▸ **INSTRUCTION**: Pictures don't belong in the copy; print all the records exactly.

▸ **DATASET RECORDS**:

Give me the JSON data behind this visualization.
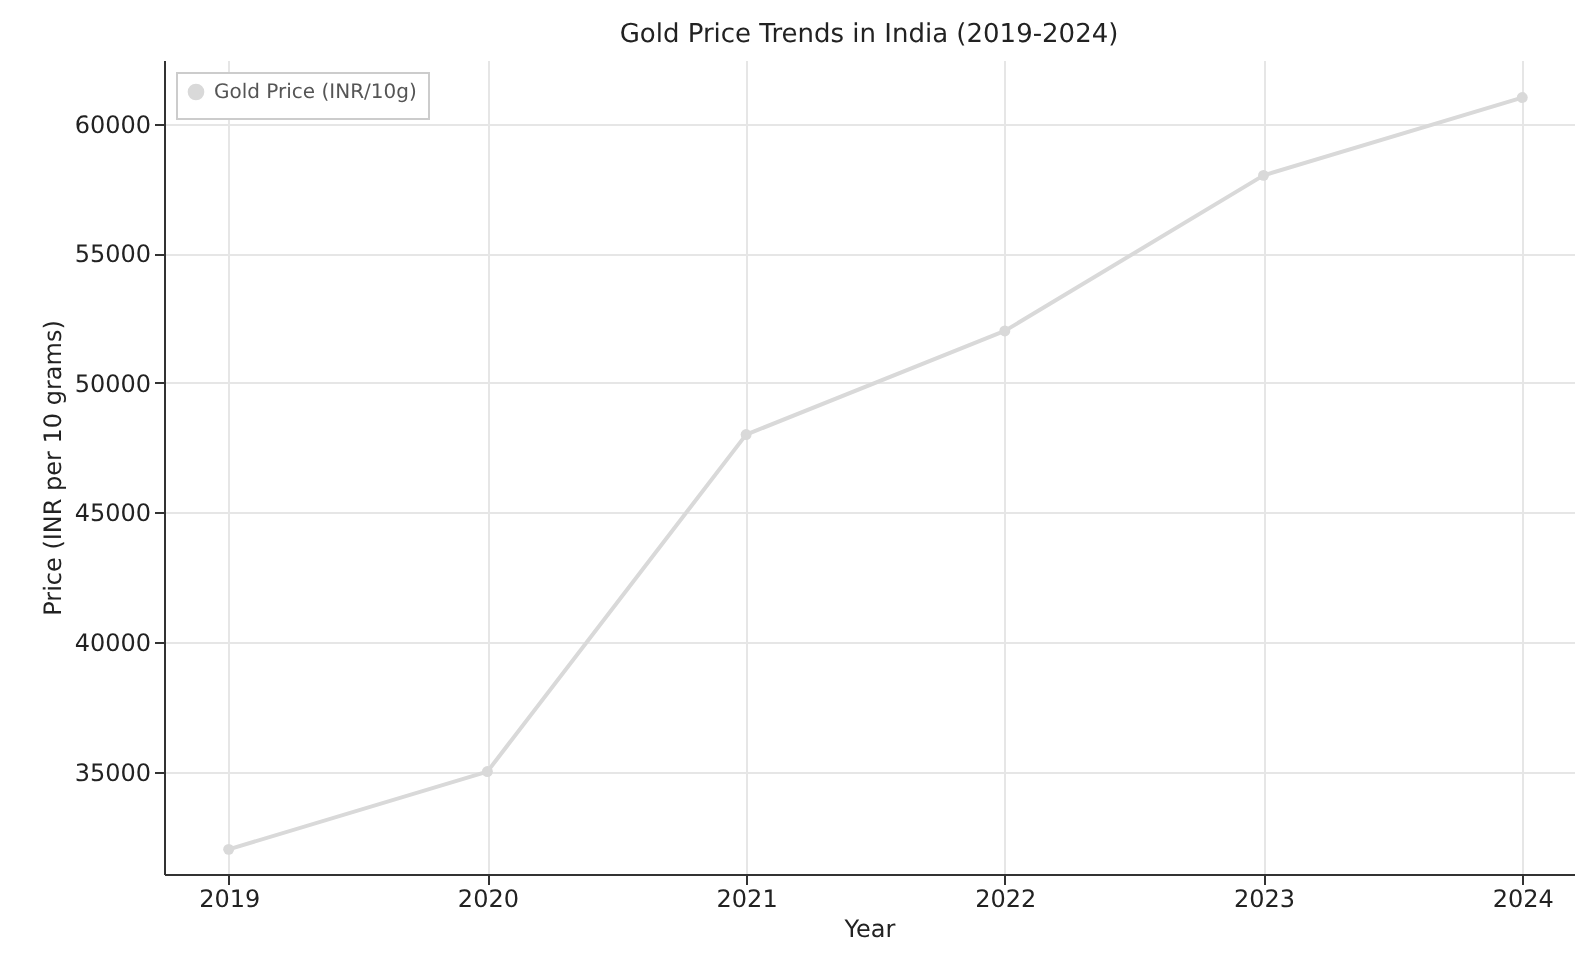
{
  "chart_data": {
    "type": "line",
    "title": "Gold Price Trends in India (2019-2024)",
    "xlabel": "Year",
    "ylabel": "Price (INR per 10 grams)",
    "x": [
      2019,
      2020,
      2021,
      2022,
      2023,
      2024
    ],
    "series": [
      {
        "name": "Gold Price (INR/10g)",
        "color": "#d9d9d9",
        "values": [
          32000,
          35000,
          48000,
          52000,
          58000,
          61000
        ]
      }
    ],
    "xlim": [
      2018.75,
      2024.2
    ],
    "xticks": [
      2019,
      2020,
      2021,
      2022,
      2023,
      2024
    ],
    "ylim": [
      31050,
      62450
    ],
    "yticks": [
      35000,
      40000,
      45000,
      50000,
      55000,
      60000
    ],
    "grid": true,
    "legend": "top left",
    "marker": "circle",
    "line_style": "solid"
  }
}
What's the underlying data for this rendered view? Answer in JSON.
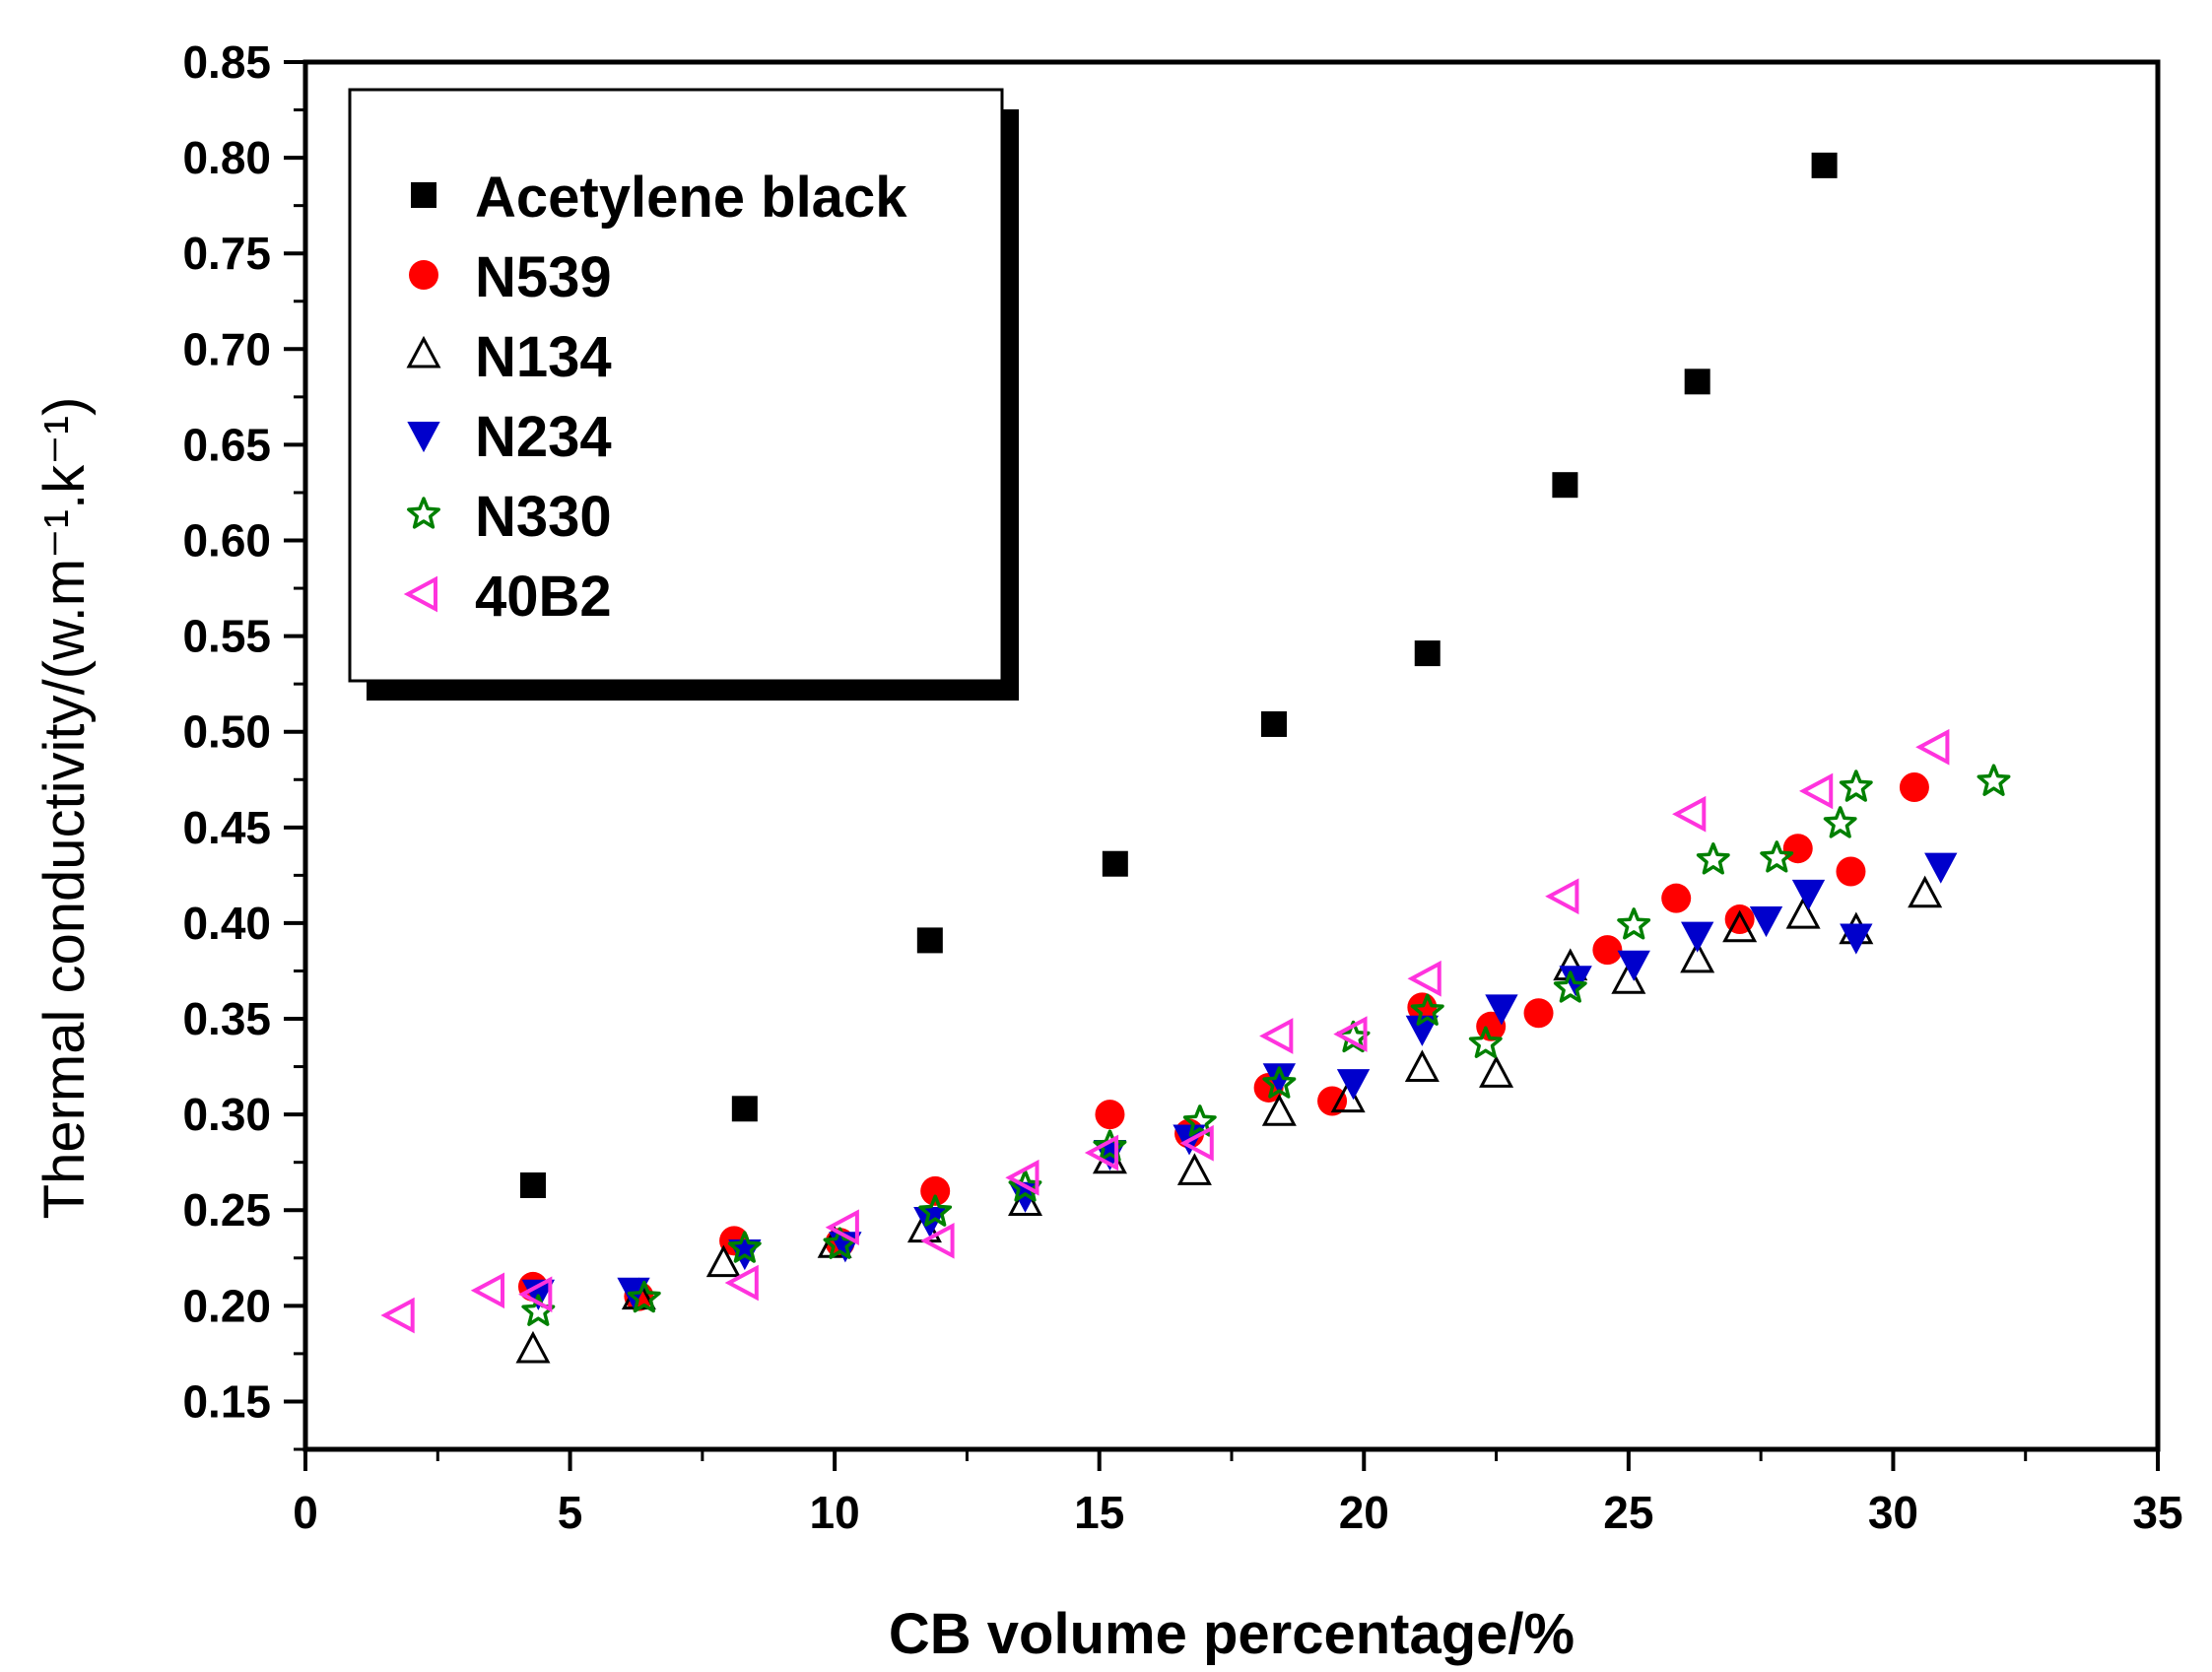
{
  "chart_data": {
    "type": "scatter",
    "title": "",
    "xlabel": "CB volume percentage/%",
    "ylabel": "Thermal conductivity/(w.m⁻¹.k⁻¹)",
    "xlim": [
      0,
      35
    ],
    "ylim": [
      0.125,
      0.85
    ],
    "xticks": [
      "0",
      "5",
      "10",
      "15",
      "20",
      "25",
      "30",
      "35"
    ],
    "yticks": [
      "0.15",
      "0.20",
      "0.25",
      "0.30",
      "0.35",
      "0.40",
      "0.45",
      "0.50",
      "0.55",
      "0.60",
      "0.65",
      "0.70",
      "0.75",
      "0.80",
      "0.85"
    ],
    "legend_position": "top-left",
    "series": [
      {
        "name": "Acetylene black",
        "marker": "square",
        "color": "#000000",
        "x": [
          4.3,
          8.3,
          11.8,
          15.3,
          18.3,
          21.2,
          23.8,
          26.3,
          28.7
        ],
        "y": [
          0.263,
          0.303,
          0.391,
          0.431,
          0.504,
          0.541,
          0.629,
          0.683,
          0.796
        ]
      },
      {
        "name": "N539",
        "marker": "circle",
        "color": "#ff0000",
        "x": [
          4.3,
          6.3,
          8.1,
          10.1,
          11.9,
          15.2,
          16.7,
          18.2,
          19.4,
          21.1,
          22.4,
          23.3,
          24.6,
          25.9,
          27.1,
          28.2,
          29.2,
          30.4
        ],
        "y": [
          0.21,
          0.205,
          0.234,
          0.233,
          0.26,
          0.3,
          0.29,
          0.314,
          0.307,
          0.356,
          0.346,
          0.353,
          0.386,
          0.413,
          0.402,
          0.439,
          0.427,
          0.471
        ]
      },
      {
        "name": "N134",
        "marker": "triangle-up",
        "color": "#000000",
        "x": [
          4.3,
          6.3,
          7.9,
          10.0,
          11.7,
          13.6,
          15.2,
          16.8,
          18.4,
          19.7,
          21.1,
          22.5,
          23.9,
          25.0,
          26.3,
          27.1,
          28.3,
          29.3,
          30.6
        ],
        "y": [
          0.177,
          0.205,
          0.222,
          0.232,
          0.24,
          0.254,
          0.276,
          0.27,
          0.301,
          0.308,
          0.324,
          0.321,
          0.377,
          0.37,
          0.381,
          0.397,
          0.404,
          0.396,
          0.415
        ]
      },
      {
        "name": "N234",
        "marker": "triangle-down",
        "color": "#0000cc",
        "x": [
          4.4,
          6.2,
          8.3,
          10.2,
          11.8,
          13.6,
          15.2,
          16.7,
          18.4,
          19.8,
          21.1,
          22.6,
          24.0,
          25.1,
          26.3,
          27.6,
          28.4,
          29.3,
          30.9
        ],
        "y": [
          0.207,
          0.208,
          0.228,
          0.232,
          0.245,
          0.258,
          0.28,
          0.288,
          0.32,
          0.317,
          0.345,
          0.356,
          0.371,
          0.379,
          0.394,
          0.402,
          0.416,
          0.393,
          0.43
        ]
      },
      {
        "name": "N330",
        "marker": "star",
        "color": "#008000",
        "x": [
          4.4,
          6.4,
          8.3,
          10.1,
          11.9,
          13.6,
          15.2,
          16.9,
          18.4,
          19.8,
          21.2,
          22.3,
          23.9,
          25.1,
          26.6,
          27.8,
          29.0,
          29.3,
          31.9
        ],
        "y": [
          0.197,
          0.204,
          0.23,
          0.232,
          0.249,
          0.262,
          0.283,
          0.296,
          0.316,
          0.34,
          0.354,
          0.337,
          0.366,
          0.399,
          0.433,
          0.434,
          0.452,
          0.471,
          0.474
        ]
      },
      {
        "name": "40B2",
        "marker": "triangle-left",
        "color": "#ff33dd",
        "x": [
          1.8,
          3.5,
          4.4,
          8.3,
          10.2,
          12.0,
          13.6,
          15.1,
          16.9,
          18.4,
          19.8,
          21.2,
          23.8,
          26.2,
          28.6,
          30.8
        ],
        "y": [
          0.195,
          0.208,
          0.206,
          0.212,
          0.241,
          0.234,
          0.267,
          0.28,
          0.285,
          0.341,
          0.342,
          0.371,
          0.414,
          0.457,
          0.469,
          0.492
        ]
      }
    ]
  }
}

▸ **CORRECT RESULT**:
Give me the JSON data behind this visualization.
{
  "chart_data": {
    "type": "line",
    "title": "Gold Price Trends in India (2019-2024)",
    "xlabel": "Year",
    "ylabel": "Price (INR per 10 grams)",
    "x": [
      2019,
      2020,
      2021,
      2022,
      2023,
      2024
    ],
    "series": [
      {
        "name": "Gold Price (INR/10g)",
        "color": "#d9d9d9",
        "values": [
          32000,
          35000,
          48000,
          52000,
          58000,
          61000
        ]
      }
    ],
    "xlim": [
      2018.75,
      2024.2
    ],
    "xticks": [
      2019,
      2020,
      2021,
      2022,
      2023,
      2024
    ],
    "ylim": [
      31050,
      62450
    ],
    "yticks": [
      35000,
      40000,
      45000,
      50000,
      55000,
      60000
    ],
    "grid": true,
    "legend": "top left",
    "marker": "circle",
    "line_style": "solid"
  }
}
What's the underlying data for this rendered view? Answer in JSON.
{
  "chart_data": {
    "type": "scatter",
    "title": "",
    "xlabel": "CB volume percentage/%",
    "ylabel": "Thermal conductivity/(w.m⁻¹.k⁻¹)",
    "xlim": [
      0,
      35
    ],
    "ylim": [
      0.125,
      0.85
    ],
    "xticks": [
      "0",
      "5",
      "10",
      "15",
      "20",
      "25",
      "30",
      "35"
    ],
    "yticks": [
      "0.15",
      "0.20",
      "0.25",
      "0.30",
      "0.35",
      "0.40",
      "0.45",
      "0.50",
      "0.55",
      "0.60",
      "0.65",
      "0.70",
      "0.75",
      "0.80",
      "0.85"
    ],
    "legend_position": "top-left",
    "series": [
      {
        "name": "Acetylene black",
        "marker": "square",
        "color": "#000000",
        "x": [
          4.3,
          8.3,
          11.8,
          15.3,
          18.3,
          21.2,
          23.8,
          26.3,
          28.7
        ],
        "y": [
          0.263,
          0.303,
          0.391,
          0.431,
          0.504,
          0.541,
          0.629,
          0.683,
          0.796
        ]
      },
      {
        "name": "N539",
        "marker": "circle",
        "color": "#ff0000",
        "x": [
          4.3,
          6.3,
          8.1,
          10.1,
          11.9,
          15.2,
          16.7,
          18.2,
          19.4,
          21.1,
          22.4,
          23.3,
          24.6,
          25.9,
          27.1,
          28.2,
          29.2,
          30.4
        ],
        "y": [
          0.21,
          0.205,
          0.234,
          0.233,
          0.26,
          0.3,
          0.29,
          0.314,
          0.307,
          0.356,
          0.346,
          0.353,
          0.386,
          0.413,
          0.402,
          0.439,
          0.427,
          0.471
        ]
      },
      {
        "name": "N134",
        "marker": "triangle-up",
        "color": "#000000",
        "x": [
          4.3,
          6.3,
          7.9,
          10.0,
          11.7,
          13.6,
          15.2,
          16.8,
          18.4,
          19.7,
          21.1,
          22.5,
          23.9,
          25.0,
          26.3,
          27.1,
          28.3,
          29.3,
          30.6
        ],
        "y": [
          0.177,
          0.205,
          0.222,
          0.232,
          0.24,
          0.254,
          0.276,
          0.27,
          0.301,
          0.308,
          0.324,
          0.321,
          0.377,
          0.37,
          0.381,
          0.397,
          0.404,
          0.396,
          0.415
        ]
      },
      {
        "name": "N234",
        "marker": "triangle-down",
        "color": "#0000cc",
        "x": [
          4.4,
          6.2,
          8.3,
          10.2,
          11.8,
          13.6,
          15.2,
          16.7,
          18.4,
          19.8,
          21.1,
          22.6,
          24.0,
          25.1,
          26.3,
          27.6,
          28.4,
          29.3,
          30.9
        ],
        "y": [
          0.207,
          0.208,
          0.228,
          0.232,
          0.245,
          0.258,
          0.28,
          0.288,
          0.32,
          0.317,
          0.345,
          0.356,
          0.371,
          0.379,
          0.394,
          0.402,
          0.416,
          0.393,
          0.43
        ]
      },
      {
        "name": "N330",
        "marker": "star",
        "color": "#008000",
        "x": [
          4.4,
          6.4,
          8.3,
          10.1,
          11.9,
          13.6,
          15.2,
          16.9,
          18.4,
          19.8,
          21.2,
          22.3,
          23.9,
          25.1,
          26.6,
          27.8,
          29.0,
          29.3,
          31.9
        ],
        "y": [
          0.197,
          0.204,
          0.23,
          0.232,
          0.249,
          0.262,
          0.283,
          0.296,
          0.316,
          0.34,
          0.354,
          0.337,
          0.366,
          0.399,
          0.433,
          0.434,
          0.452,
          0.471,
          0.474
        ]
      },
      {
        "name": "40B2",
        "marker": "triangle-left",
        "color": "#ff33dd",
        "x": [
          1.8,
          3.5,
          4.4,
          8.3,
          10.2,
          12.0,
          13.6,
          15.1,
          16.9,
          18.4,
          19.8,
          21.2,
          23.8,
          26.2,
          28.6,
          30.8
        ],
        "y": [
          0.195,
          0.208,
          0.206,
          0.212,
          0.241,
          0.234,
          0.267,
          0.28,
          0.285,
          0.341,
          0.342,
          0.371,
          0.414,
          0.457,
          0.469,
          0.492
        ]
      }
    ]
  }
}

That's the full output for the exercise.